## Challenge:
Report how many lines in the records below contain the word "document". Give only the number.

(Some records)
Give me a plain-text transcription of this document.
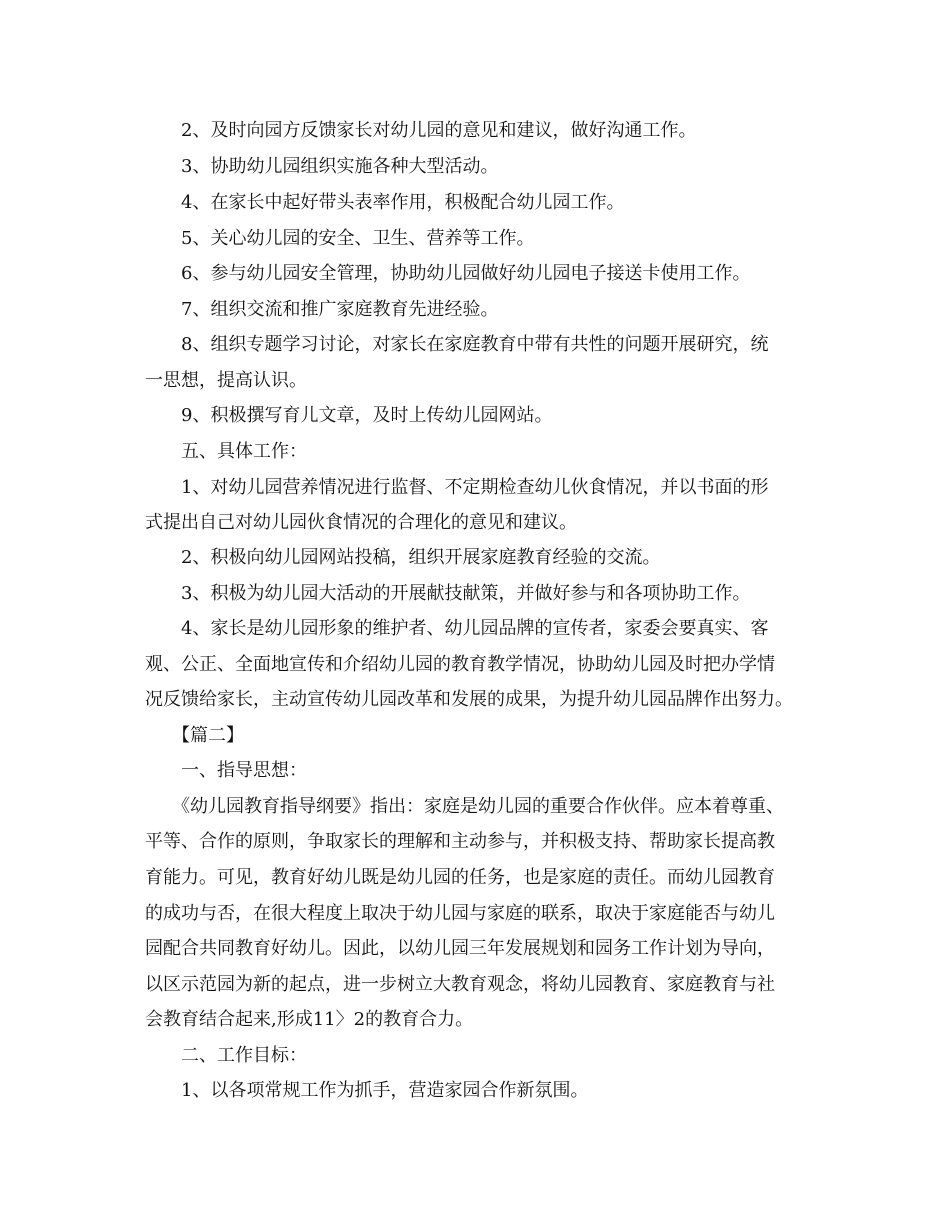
2、及时向园方反馈家长对幼儿园的意见和建议，做好沟通工作。
3、协助幼儿园组织实施各种大型活动。
4、在家长中起好带头表率作用，积极配合幼儿园工作。
5、关心幼儿园的安全、卫生、营养等工作。
6、参与幼儿园安全管理，协助幼儿园做好幼儿园电子接送卡使用工作。
7、组织交流和推广家庭教育先进经验。
8、组织专题学习讨论，对家长在家庭教育中带有共性的问题开展研究，统
一思想，提高认识。
9、积极撰写育儿文章，及时上传幼儿园网站。
五、具体工作：
1、对幼儿园营养情况进行监督、不定期检查幼儿伙食情况，并以书面的形
式提出自己对幼儿园伙食情况的合理化的意见和建议。
2、积极向幼儿园网站投稿，组织开展家庭教育经验的交流。
3、积极为幼儿园大活动的开展献技献策，并做好参与和各项协助工作。
4、家长是幼儿园形象的维护者、幼儿园品牌的宣传者，家委会要真实、客
观、公正、全面地宣传和介绍幼儿园的教育教学情况，协助幼儿园及时把办学情
况反馈给家长，主动宣传幼儿园改革和发展的成果，为提升幼儿园品牌作出努力。
【篇二】
一、指导思想：
《幼儿园教育指导纲要》指出：家庭是幼儿园的重要合作伙伴。应本着尊重、
平等、合作的原则，争取家长的理解和主动参与，并积极支持、帮助家长提高教
育能力。可见，教育好幼儿既是幼儿园的任务，也是家庭的责任。而幼儿园教育
的成功与否，在很大程度上取决于幼儿园与家庭的联系，取决于家庭能否与幼儿
园配合共同教育好幼儿。因此，以幼儿园三年发展规划和园务工作计划为导向，
以区示范园为新的起点，进一步树立大教育观念，将幼儿园教育、家庭教育与社
会教育结合起来,形成11〉2的教育合力。
二、工作目标：
1、以各项常规工作为抓手，营造家园合作新氛围。
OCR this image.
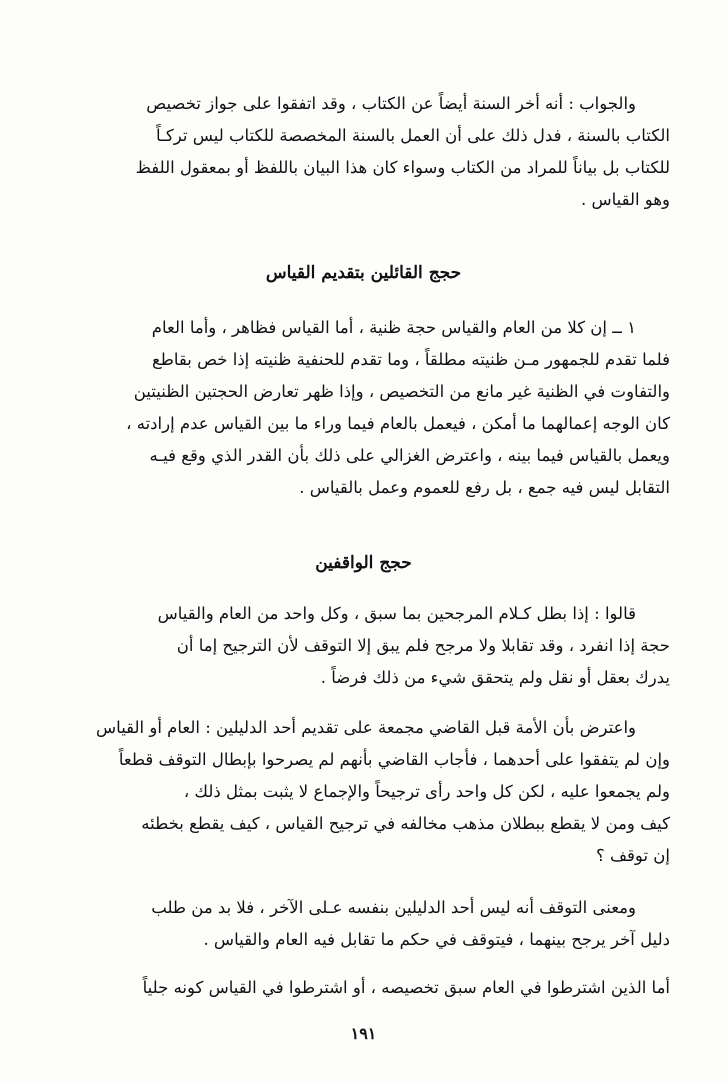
والجواب : أنه أخر السنة أيضاً عن الكتاب ، وقد اتفقوا على جواز تخصيص
الكتاب بالسنة ، فدل ذلك على أن العمل بالسنة المخصصة للكتاب ليس تركـاً
للكتاب بل بياناً للمراد من الكتاب وسواء كان هذا البيان باللفظ أو بمعقول اللفظ
وهو القياس .
حجج القائلين بتقديم القياس
١ ــ إن كلا من العام والقياس حجة ظنية ، أما القياس فظاهر ، وأما العام
فلما تقدم للجمهور مـن ظنيته مطلقاً ، وما تقدم للحنفية ظنيته إذا خص بقاطع
والتفاوت في الظنية غير مانع من التخصيص ، وإذا ظهر تعارض الحجتين الظنيتين
كان الوجه إعمالهما ما أمكن ، فيعمل بالعام فيما وراء ما بين القياس عدم إرادته ،
ويعمل بالقياس فيما بينه ، واعترض الغزالي على ذلك بأن القدر الذي وقع فيـه
التقابل ليس فيه جمع ، بل رفع للعموم وعمل بالقياس .
حجج الواقفين
قالوا : إذا بطل كـلام المرجحين بما سبق ، وكل واحد من العام والقياس
حجة إذا انفرد ، وقد تقابلا ولا مرجح فلم يبق إلا التوقف لأن الترجيح إما أن
يدرك بعقل أو نقل ولم يتحقق شيء من ذلك فرضاً .
واعترض بأن الأمة قبل القاضي مجمعة على تقديم أحد الدليلين : العام أو القياس
وإن لم يتفقوا على أحدهما ، فأجاب القاضي بأنهم لم يصرحوا بإبطال التوقف قطعاً
ولم يجمعوا عليه ، لكن كل واحد رأى ترجيحاً والإجماع لا يثبت بمثل ذلك ،
كيف ومن لا يقطع ببطلان مذهب مخالفه في ترجيح القياس ، كيف يقطع بخطئه
إن توقف ؟
ومعنى التوقف أنه ليس أحد الدليلين بنفسه عـلى الآخر ، فلا بد من طلب
دليل آخر يرجح بينهما ، فيتوقف في حكم ما تقابل فيه العام والقياس .
أما الذين اشترطوا في العام سبق تخصيصه ، أو اشترطوا في القياس كونه جلياً
١٩١
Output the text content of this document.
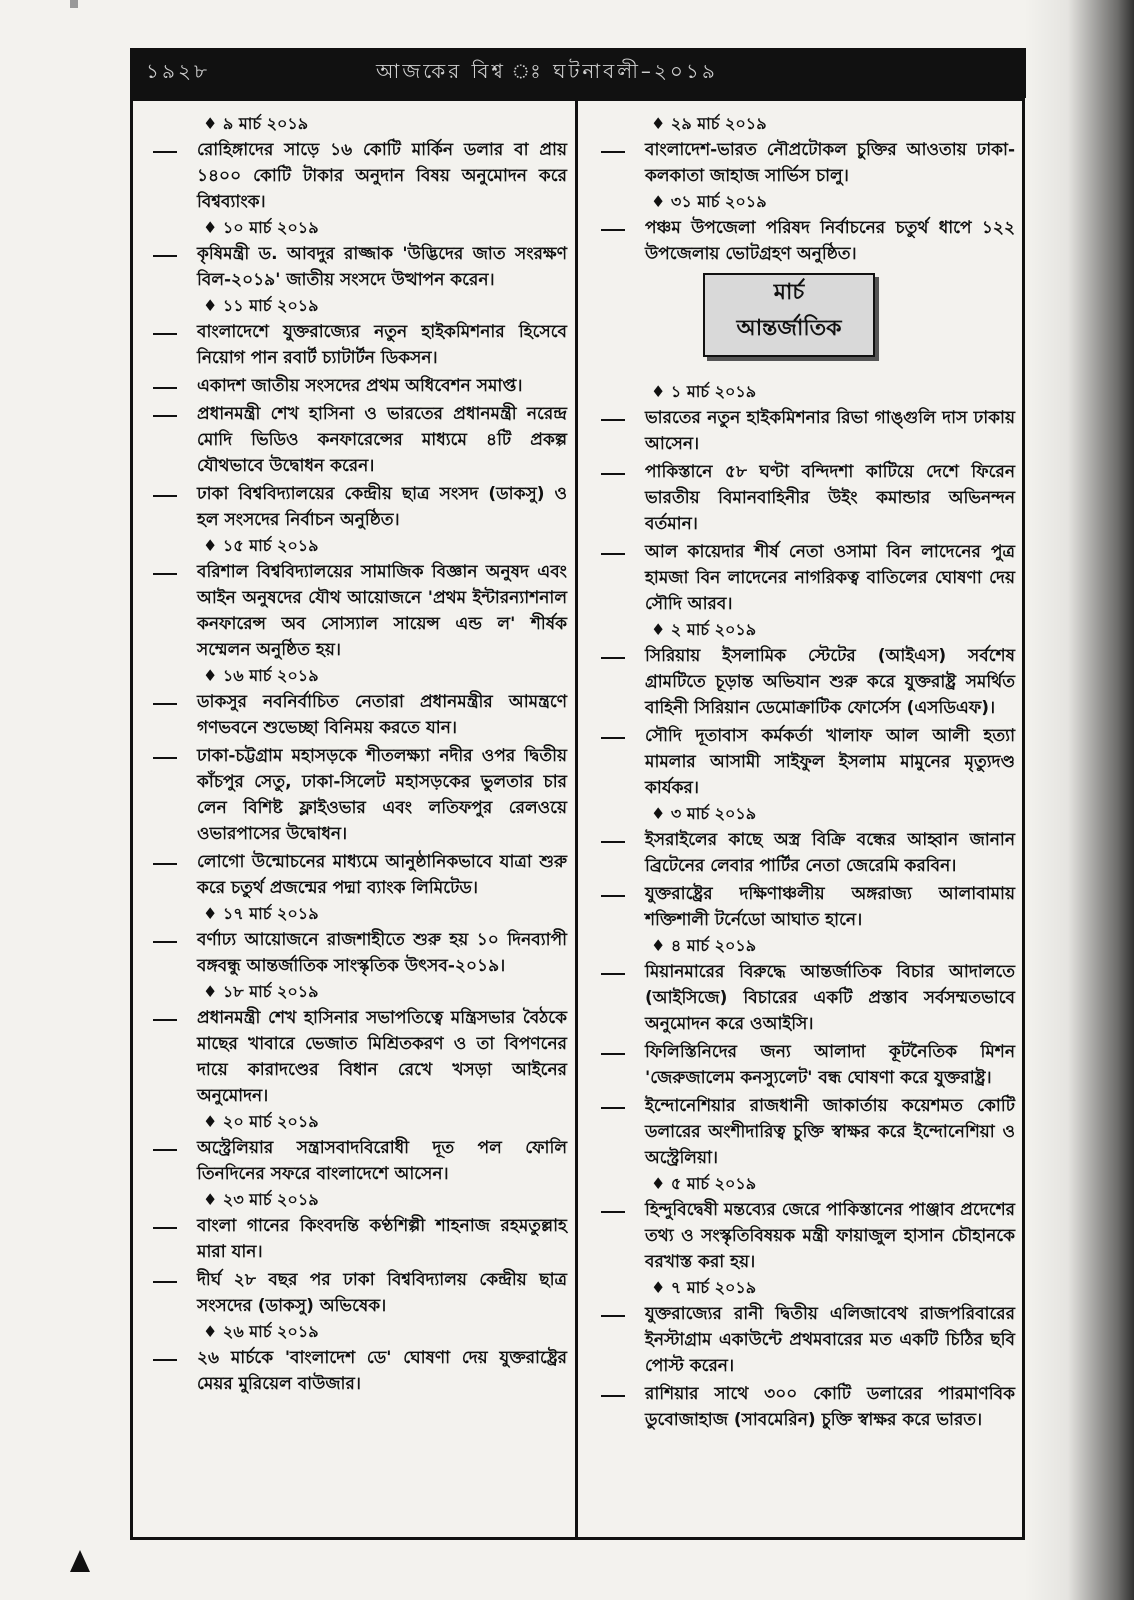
১৯২৮	আজকের বিশ্ব ঃ ঘটনাবলী–২০১৯
♦ ৯ মার্চ ২০১৯
রোহিঙ্গাদের সাড়ে ১৬ কোটি মার্কিন ডলার বা প্রায় ১৪০০ কোটি টাকার অনুদান বিষয় অনুমোদন করে বিশ্বব্যাংক।
♦ ১০ মার্চ ২০১৯
কৃষিমন্ত্রী ড. আবদুর রাজ্জাক 'উদ্ভিদের জাত সংরক্ষণ বিল-২০১৯' জাতীয় সংসদে উত্থাপন করেন।
♦ ১১ মার্চ ২০১৯
বাংলাদেশে যুক্তরাজ্যের নতুন হাইকমিশনার হিসেবে নিয়োগ পান রবার্ট চ্যাটার্টন ডিকসন।
একাদশ জাতীয় সংসদের প্রথম অধিবেশন সমাপ্ত।
প্রধানমন্ত্রী শেখ হাসিনা ও ভারতের প্রধানমন্ত্রী নরেন্দ্র মোদি ভিডিও কনফারেন্সের মাধ্যমে ৪টি প্রকল্প যৌথভাবে উদ্বোধন করেন।
ঢাকা বিশ্ববিদ্যালয়ের কেন্দ্রীয় ছাত্র সংসদ (ডাকসু) ও হল সংসদের নির্বাচন অনুষ্ঠিত।
♦ ১৫ মার্চ ২০১৯
বরিশাল বিশ্ববিদ্যালয়ের সামাজিক বিজ্ঞান অনুষদ এবং আইন অনুষদের যৌথ আয়োজনে 'প্রথম ইন্টারন্যাশনাল কনফারেন্স অব সোস্যাল সায়েন্স এন্ড ল' শীর্ষক সম্মেলন অনুষ্ঠিত হয়।
♦ ১৬ মার্চ ২০১৯
ডাকসুর নবনির্বাচিত নেতারা প্রধানমন্ত্রীর আমন্ত্রণে গণভবনে শুভেচ্ছা বিনিময় করতে যান।
ঢাকা-চট্টগ্রাম মহাসড়কে শীতলক্ষ্যা নদীর ওপর দ্বিতীয় কাঁচপুর সেতু, ঢাকা-সিলেট মহাসড়কের ভুলতার চার লেন বিশিষ্ট ফ্লাইওভার এবং লতিফপুর রেলওয়ে ওভারপাসের উদ্বোধন।
লোগো উন্মোচনের মাধ্যমে আনুষ্ঠানিকভাবে যাত্রা শুরু করে চতুর্থ প্রজন্মের পদ্মা ব্যাংক লিমিটেড।
♦ ১৭ মার্চ ২০১৯
বর্ণাঢ্য আয়োজনে রাজশাহীতে শুরু হয় ১০ দিনব্যাপী বঙ্গবন্ধু আন্তর্জাতিক সাংস্কৃতিক উৎসব-২০১৯।
♦ ১৮ মার্চ ২০১৯
প্রধানমন্ত্রী শেখ হাসিনার সভাপতিত্বে মন্ত্রিসভার বৈঠকে মাছের খাবারে ভেজাত মিশ্রিতকরণ ও তা বিপণনের দায়ে কারাদণ্ডের বিধান রেখে খসড়া আইনের অনুমোদন।
♦ ২০ মার্চ ২০১৯
অস্ট্রেলিয়ার সন্ত্রাসবাদবিরোধী দূত পল ফোলি তিনদিনের সফরে বাংলাদেশে আসেন।
♦ ২৩ মার্চ ২০১৯
বাংলা গানের কিংবদন্তি কণ্ঠশিল্পী শাহনাজ রহমতুল্লাহ মারা যান।
দীর্ঘ ২৮ বছর পর ঢাকা বিশ্ববিদ্যালয় কেন্দ্রীয় ছাত্র সংসদের (ডাকসু) অভিষেক।
♦ ২৬ মার্চ ২০১৯
২৬ মার্চকে 'বাংলাদেশ ডে' ঘোষণা দেয় যুক্তরাষ্ট্রের মেয়র মুরিয়েল বাউজার।
♦ ২৯ মার্চ ২০১৯
বাংলাদেশ-ভারত নৌপ্রটোকল চুক্তির আওতায় ঢাকা-কলকাতা জাহাজ সার্ভিস চালু।
♦ ৩১ মার্চ ২০১৯
পঞ্চম উপজেলা পরিষদ নির্বাচনের চতুর্থ ধাপে ১২২ উপজেলায় ভোটগ্রহণ অনুষ্ঠিত।
মার্চ
আন্তর্জাতিক
♦ ১ মার্চ ২০১৯
ভারতের নতুন হাইকমিশনার রিভা গাঙ্গুলি দাস ঢাকায় আসেন।
পাকিস্তানে ৫৮ ঘণ্টা বন্দিদশা কাটিয়ে দেশে ফিরেন ভারতীয় বিমানবাহিনীর উইং কমান্ডার অভিনন্দন বর্তমান।
আল কায়েদার শীর্ষ নেতা ওসামা বিন লাদেনের পুত্র হামজা বিন লাদেনের নাগরিকত্ব বাতিলের ঘোষণা দেয় সৌদি আরব।
♦ ২ মার্চ ২০১৯
সিরিয়ায় ইসলামিক স্টেটের (আইএস) সর্বশেষ গ্রামটিতে চূড়ান্ত অভিযান শুরু করে যুক্তরাষ্ট্র সমর্থিত বাহিনী সিরিয়ান ডেমোক্রাটিক ফোর্সেস (এসডিএফ)।
সৌদি দূতাবাস কর্মকর্তা খালাফ আল আলী হত্যা মামলার আসামী সাইফুল ইসলাম মামুনের মৃত্যুদণ্ড কার্যকর।
♦ ৩ মার্চ ২০১৯
ইসরাইলের কাছে অস্ত্র বিক্রি বন্ধের আহ্বান জানান ব্রিটেনের লেবার পার্টির নেতা জেরেমি করবিন।
যুক্তরাষ্ট্রের দক্ষিণাঞ্চলীয় অঙ্গরাজ্য আলাবামায় শক্তিশালী টর্নেডো আঘাত হানে।
♦ ৪ মার্চ ২০১৯
মিয়ানমারের বিরুদ্ধে আন্তর্জাতিক বিচার আদালতে (আইসিজে) বিচারের একটি প্রস্তাব সর্বসম্মতভাবে অনুমোদন করে ওআইসি।
ফিলিস্তিনিদের জন্য আলাদা কূটনৈতিক মিশন 'জেরুজালেম কনস্যুলেট' বন্ধ ঘোষণা করে যুক্তরাষ্ট্র।
ইন্দোনেশিয়ার রাজধানী জাকার্তায় কয়েশমত কোটি ডলারের অংশীদারিত্ব চুক্তি স্বাক্ষর করে ইন্দোনেশিয়া ও অস্ট্রেলিয়া।
♦ ৫ মার্চ ২০১৯
হিন্দুবিদ্বেষী মন্তব্যের জেরে পাকিস্তানের পাঞ্জাব প্রদেশের তথ্য ও সংস্কৃতিবিষয়ক মন্ত্রী ফায়াজুল হাসান চৌহানকে বরখাস্ত করা হয়।
♦ ৭ মার্চ ২০১৯
যুক্তরাজ্যের রানী দ্বিতীয় এলিজাবেথ রাজপরিবারের ইনস্টাগ্রাম একাউন্টে প্রথমবারের মত একটি চিঠির ছবি পোস্ট করেন।
রাশিয়ার সাথে ৩০০ কোটি ডলারের পারমাণবিক ডুবোজাহাজ (সাবমেরিন) চুক্তি স্বাক্ষর করে ভারত।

## Written response:
2